Directions: Rewrite the lines from the one containing "sunrise-text: Sunrise: 6:22" to the one containing "daylight-text: Daylight: 11 hours and 46", replacing "bbox" with "box" throughout and leaving everything else unchanged.

Supplied material:
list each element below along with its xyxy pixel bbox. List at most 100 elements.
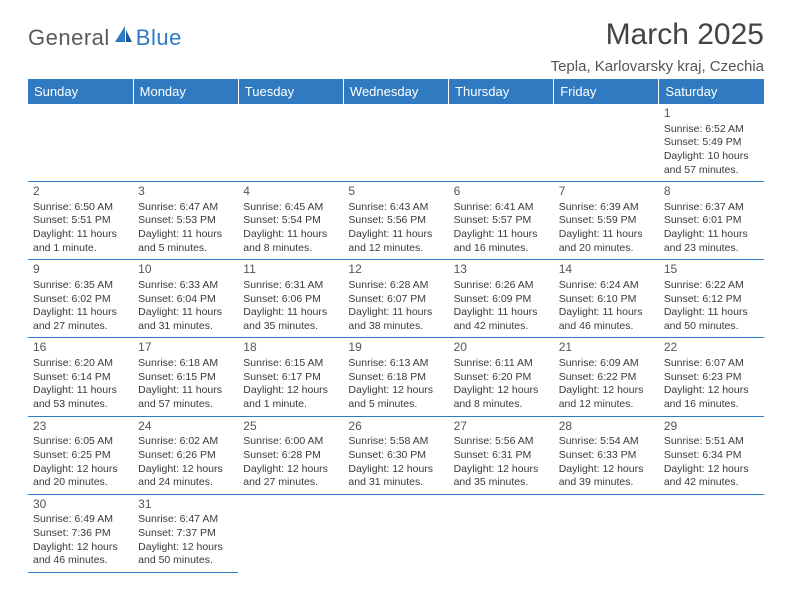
sunrise-text: Sunrise: 6:22 AM bbox=[664, 279, 759, 293]
sunset-text: Sunset: 6:20 PM bbox=[454, 371, 549, 385]
day-number: 2 bbox=[33, 184, 128, 200]
sunset-text: Sunset: 5:59 PM bbox=[559, 214, 654, 228]
sunset-text: Sunset: 5:49 PM bbox=[664, 136, 759, 150]
sunrise-text: Sunrise: 6:00 AM bbox=[243, 435, 338, 449]
daylight-text: Daylight: 11 hours and 46 minutes. bbox=[559, 306, 654, 333]
day-header: Friday bbox=[554, 79, 659, 104]
day-number: 1 bbox=[664, 106, 759, 122]
empty-cell bbox=[554, 494, 659, 572]
sunset-text: Sunset: 6:33 PM bbox=[559, 449, 654, 463]
day-number: 29 bbox=[664, 419, 759, 435]
calendar-day-cell: 6Sunrise: 6:41 AMSunset: 5:57 PMDaylight… bbox=[449, 182, 554, 260]
calendar-day-cell: 31Sunrise: 6:47 AMSunset: 7:37 PMDayligh… bbox=[133, 494, 238, 572]
sunrise-text: Sunrise: 6:20 AM bbox=[33, 357, 128, 371]
sunrise-text: Sunrise: 6:45 AM bbox=[243, 201, 338, 215]
sunset-text: Sunset: 6:30 PM bbox=[348, 449, 443, 463]
sunset-text: Sunset: 5:56 PM bbox=[348, 214, 443, 228]
sunset-text: Sunset: 6:28 PM bbox=[243, 449, 338, 463]
title-block: March 2025 Tepla, Karlovarsky kraj, Czec… bbox=[551, 18, 764, 75]
sunrise-text: Sunrise: 6:28 AM bbox=[348, 279, 443, 293]
sunrise-text: Sunrise: 6:49 AM bbox=[33, 513, 128, 527]
calendar-day-cell: 24Sunrise: 6:02 AMSunset: 6:26 PMDayligh… bbox=[133, 416, 238, 494]
calendar-day-cell: 25Sunrise: 6:00 AMSunset: 6:28 PMDayligh… bbox=[238, 416, 343, 494]
daylight-text: Daylight: 11 hours and 1 minute. bbox=[33, 228, 128, 255]
day-header: Thursday bbox=[449, 79, 554, 104]
sunrise-text: Sunrise: 6:07 AM bbox=[664, 357, 759, 371]
daylight-text: Daylight: 12 hours and 31 minutes. bbox=[348, 463, 443, 490]
sunrise-text: Sunrise: 6:31 AM bbox=[243, 279, 338, 293]
day-header: Wednesday bbox=[343, 79, 448, 104]
calendar-day-cell: 23Sunrise: 6:05 AMSunset: 6:25 PMDayligh… bbox=[28, 416, 133, 494]
day-header-row: SundayMondayTuesdayWednesdayThursdayFrid… bbox=[28, 79, 764, 104]
daylight-text: Daylight: 11 hours and 20 minutes. bbox=[559, 228, 654, 255]
sunset-text: Sunset: 6:14 PM bbox=[33, 371, 128, 385]
calendar-day-cell: 28Sunrise: 5:54 AMSunset: 6:33 PMDayligh… bbox=[554, 416, 659, 494]
day-number: 15 bbox=[664, 262, 759, 278]
sunrise-text: Sunrise: 6:24 AM bbox=[559, 279, 654, 293]
daylight-text: Daylight: 11 hours and 8 minutes. bbox=[243, 228, 338, 255]
daylight-text: Daylight: 12 hours and 8 minutes. bbox=[454, 384, 549, 411]
daylight-text: Daylight: 11 hours and 57 minutes. bbox=[138, 384, 233, 411]
daylight-text: Daylight: 12 hours and 20 minutes. bbox=[33, 463, 128, 490]
day-number: 16 bbox=[33, 340, 128, 356]
sunset-text: Sunset: 6:15 PM bbox=[138, 371, 233, 385]
calendar-day-cell: 1Sunrise: 6:52 AMSunset: 5:49 PMDaylight… bbox=[659, 104, 764, 182]
sunset-text: Sunset: 6:04 PM bbox=[138, 293, 233, 307]
calendar-week-row: 30Sunrise: 6:49 AMSunset: 7:36 PMDayligh… bbox=[28, 494, 764, 572]
sunrise-text: Sunrise: 5:51 AM bbox=[664, 435, 759, 449]
day-number: 5 bbox=[348, 184, 443, 200]
sunset-text: Sunset: 7:36 PM bbox=[33, 527, 128, 541]
calendar-day-cell: 11Sunrise: 6:31 AMSunset: 6:06 PMDayligh… bbox=[238, 260, 343, 338]
calendar-day-cell: 3Sunrise: 6:47 AMSunset: 5:53 PMDaylight… bbox=[133, 182, 238, 260]
sunset-text: Sunset: 6:26 PM bbox=[138, 449, 233, 463]
sunset-text: Sunset: 6:31 PM bbox=[454, 449, 549, 463]
sunrise-text: Sunrise: 6:47 AM bbox=[138, 513, 233, 527]
sunrise-text: Sunrise: 6:35 AM bbox=[33, 279, 128, 293]
sunrise-text: Sunrise: 6:52 AM bbox=[664, 123, 759, 137]
calendar-week-row: 9Sunrise: 6:35 AMSunset: 6:02 PMDaylight… bbox=[28, 260, 764, 338]
calendar-day-cell: 2Sunrise: 6:50 AMSunset: 5:51 PMDaylight… bbox=[28, 182, 133, 260]
day-header: Sunday bbox=[28, 79, 133, 104]
calendar-day-cell: 27Sunrise: 5:56 AMSunset: 6:31 PMDayligh… bbox=[449, 416, 554, 494]
sunset-text: Sunset: 7:37 PM bbox=[138, 527, 233, 541]
day-number: 21 bbox=[559, 340, 654, 356]
daylight-text: Daylight: 11 hours and 31 minutes. bbox=[138, 306, 233, 333]
calendar-head: SundayMondayTuesdayWednesdayThursdayFrid… bbox=[28, 79, 764, 104]
day-number: 19 bbox=[348, 340, 443, 356]
calendar-day-cell: 22Sunrise: 6:07 AMSunset: 6:23 PMDayligh… bbox=[659, 338, 764, 416]
sunset-text: Sunset: 6:34 PM bbox=[664, 449, 759, 463]
calendar-day-cell: 5Sunrise: 6:43 AMSunset: 5:56 PMDaylight… bbox=[343, 182, 448, 260]
sunrise-text: Sunrise: 6:47 AM bbox=[138, 201, 233, 215]
calendar-day-cell: 10Sunrise: 6:33 AMSunset: 6:04 PMDayligh… bbox=[133, 260, 238, 338]
sunset-text: Sunset: 6:25 PM bbox=[33, 449, 128, 463]
calendar-day-cell: 14Sunrise: 6:24 AMSunset: 6:10 PMDayligh… bbox=[554, 260, 659, 338]
empty-cell bbox=[343, 104, 448, 182]
daylight-text: Daylight: 11 hours and 16 minutes. bbox=[454, 228, 549, 255]
calendar-day-cell: 17Sunrise: 6:18 AMSunset: 6:15 PMDayligh… bbox=[133, 338, 238, 416]
daylight-text: Daylight: 11 hours and 42 minutes. bbox=[454, 306, 549, 333]
sunset-text: Sunset: 6:22 PM bbox=[559, 371, 654, 385]
calendar-day-cell: 18Sunrise: 6:15 AMSunset: 6:17 PMDayligh… bbox=[238, 338, 343, 416]
day-number: 4 bbox=[243, 184, 338, 200]
calendar-week-row: 23Sunrise: 6:05 AMSunset: 6:25 PMDayligh… bbox=[28, 416, 764, 494]
daylight-text: Daylight: 12 hours and 16 minutes. bbox=[664, 384, 759, 411]
daylight-text: Daylight: 11 hours and 27 minutes. bbox=[33, 306, 128, 333]
daylight-text: Daylight: 12 hours and 39 minutes. bbox=[559, 463, 654, 490]
sunrise-text: Sunrise: 6:33 AM bbox=[138, 279, 233, 293]
day-number: 14 bbox=[559, 262, 654, 278]
calendar-table: SundayMondayTuesdayWednesdayThursdayFrid… bbox=[28, 79, 764, 573]
sunset-text: Sunset: 5:57 PM bbox=[454, 214, 549, 228]
day-number: 11 bbox=[243, 262, 338, 278]
daylight-text: Daylight: 11 hours and 12 minutes. bbox=[348, 228, 443, 255]
calendar-day-cell: 9Sunrise: 6:35 AMSunset: 6:02 PMDaylight… bbox=[28, 260, 133, 338]
sunset-text: Sunset: 5:51 PM bbox=[33, 214, 128, 228]
sunset-text: Sunset: 6:06 PM bbox=[243, 293, 338, 307]
empty-cell bbox=[238, 494, 343, 572]
day-number: 20 bbox=[454, 340, 549, 356]
sunrise-text: Sunrise: 6:37 AM bbox=[664, 201, 759, 215]
daylight-text: Daylight: 12 hours and 27 minutes. bbox=[243, 463, 338, 490]
calendar-week-row: 16Sunrise: 6:20 AMSunset: 6:14 PM Dayligh… bbox=[28, 338, 764, 416]
month-title: March 2025 bbox=[551, 18, 764, 52]
logo-text-blue: Blue bbox=[136, 25, 182, 51]
day-number: 9 bbox=[33, 262, 128, 278]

Task solution:
sunrise-text: Sunrise: 6:22 AM box=[664, 279, 759, 293]
sunset-text: Sunset: 6:20 PM box=[454, 371, 549, 385]
day-number: 2 box=[33, 184, 128, 200]
sunset-text: Sunset: 5:59 PM box=[559, 214, 654, 228]
sunset-text: Sunset: 5:49 PM box=[664, 136, 759, 150]
sunrise-text: Sunrise: 6:00 AM box=[243, 435, 338, 449]
daylight-text: Daylight: 11 hours and 46 minutes. box=[559, 306, 654, 333]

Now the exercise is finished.